- **Given exercise**: Keep every line where the word "comment" appears; drop the rest.

## start The data

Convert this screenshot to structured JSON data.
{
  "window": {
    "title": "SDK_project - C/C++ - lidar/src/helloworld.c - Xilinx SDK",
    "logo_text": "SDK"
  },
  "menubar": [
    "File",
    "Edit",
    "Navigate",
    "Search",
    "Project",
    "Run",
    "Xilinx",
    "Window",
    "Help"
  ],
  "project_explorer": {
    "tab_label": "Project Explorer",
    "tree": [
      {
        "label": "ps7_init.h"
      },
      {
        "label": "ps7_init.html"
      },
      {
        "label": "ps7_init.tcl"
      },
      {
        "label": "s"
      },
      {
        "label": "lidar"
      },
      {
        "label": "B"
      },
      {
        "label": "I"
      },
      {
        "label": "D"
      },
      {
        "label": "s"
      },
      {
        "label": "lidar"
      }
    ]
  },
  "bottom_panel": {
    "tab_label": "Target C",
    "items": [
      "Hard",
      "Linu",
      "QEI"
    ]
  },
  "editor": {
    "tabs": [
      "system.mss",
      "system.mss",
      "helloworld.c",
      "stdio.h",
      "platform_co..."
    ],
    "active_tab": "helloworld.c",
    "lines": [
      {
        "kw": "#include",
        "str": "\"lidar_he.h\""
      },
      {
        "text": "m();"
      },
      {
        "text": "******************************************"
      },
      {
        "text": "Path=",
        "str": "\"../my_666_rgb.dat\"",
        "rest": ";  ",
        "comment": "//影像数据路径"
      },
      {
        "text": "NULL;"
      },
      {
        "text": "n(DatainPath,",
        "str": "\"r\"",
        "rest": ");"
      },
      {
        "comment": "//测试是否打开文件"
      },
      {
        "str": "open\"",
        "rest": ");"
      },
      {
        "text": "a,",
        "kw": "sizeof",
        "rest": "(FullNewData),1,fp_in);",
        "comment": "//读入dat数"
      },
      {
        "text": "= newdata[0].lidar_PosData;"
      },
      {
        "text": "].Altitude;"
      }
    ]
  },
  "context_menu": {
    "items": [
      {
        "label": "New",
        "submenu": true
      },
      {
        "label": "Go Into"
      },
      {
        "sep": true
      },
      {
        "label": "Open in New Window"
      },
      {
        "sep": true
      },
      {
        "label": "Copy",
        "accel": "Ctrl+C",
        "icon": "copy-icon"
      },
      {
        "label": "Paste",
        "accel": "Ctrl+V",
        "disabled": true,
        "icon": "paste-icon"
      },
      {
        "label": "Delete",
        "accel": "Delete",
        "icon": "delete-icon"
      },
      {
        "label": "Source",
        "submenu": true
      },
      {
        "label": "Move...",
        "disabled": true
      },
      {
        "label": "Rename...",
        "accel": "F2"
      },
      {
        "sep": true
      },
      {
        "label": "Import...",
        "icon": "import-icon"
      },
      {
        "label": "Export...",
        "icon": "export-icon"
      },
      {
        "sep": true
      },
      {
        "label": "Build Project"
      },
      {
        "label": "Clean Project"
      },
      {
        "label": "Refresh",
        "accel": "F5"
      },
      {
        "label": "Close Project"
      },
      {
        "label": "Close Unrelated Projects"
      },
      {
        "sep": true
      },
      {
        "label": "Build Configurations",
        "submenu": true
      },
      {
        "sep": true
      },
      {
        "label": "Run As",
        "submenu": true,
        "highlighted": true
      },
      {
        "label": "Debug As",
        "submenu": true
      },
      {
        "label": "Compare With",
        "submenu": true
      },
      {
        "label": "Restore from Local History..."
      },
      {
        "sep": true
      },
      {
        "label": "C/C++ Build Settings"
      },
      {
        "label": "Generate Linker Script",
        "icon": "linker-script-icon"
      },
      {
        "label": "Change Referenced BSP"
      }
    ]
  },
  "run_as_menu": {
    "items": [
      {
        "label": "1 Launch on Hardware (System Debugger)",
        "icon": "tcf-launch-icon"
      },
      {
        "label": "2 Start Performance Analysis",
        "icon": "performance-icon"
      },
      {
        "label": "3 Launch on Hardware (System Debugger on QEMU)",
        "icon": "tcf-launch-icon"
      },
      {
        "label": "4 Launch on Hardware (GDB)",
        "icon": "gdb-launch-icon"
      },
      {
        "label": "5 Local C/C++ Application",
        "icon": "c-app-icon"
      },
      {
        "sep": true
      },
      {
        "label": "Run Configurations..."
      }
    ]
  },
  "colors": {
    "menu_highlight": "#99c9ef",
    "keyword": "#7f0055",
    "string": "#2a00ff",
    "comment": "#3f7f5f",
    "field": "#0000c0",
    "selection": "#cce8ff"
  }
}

## end The data

- **Output for this exercise**:
        "comment": "//影像数据路径"
        "comment": "//测试是否打开文件"
        "comment": "//读入dat数"
    "comment": "#3f7f5f",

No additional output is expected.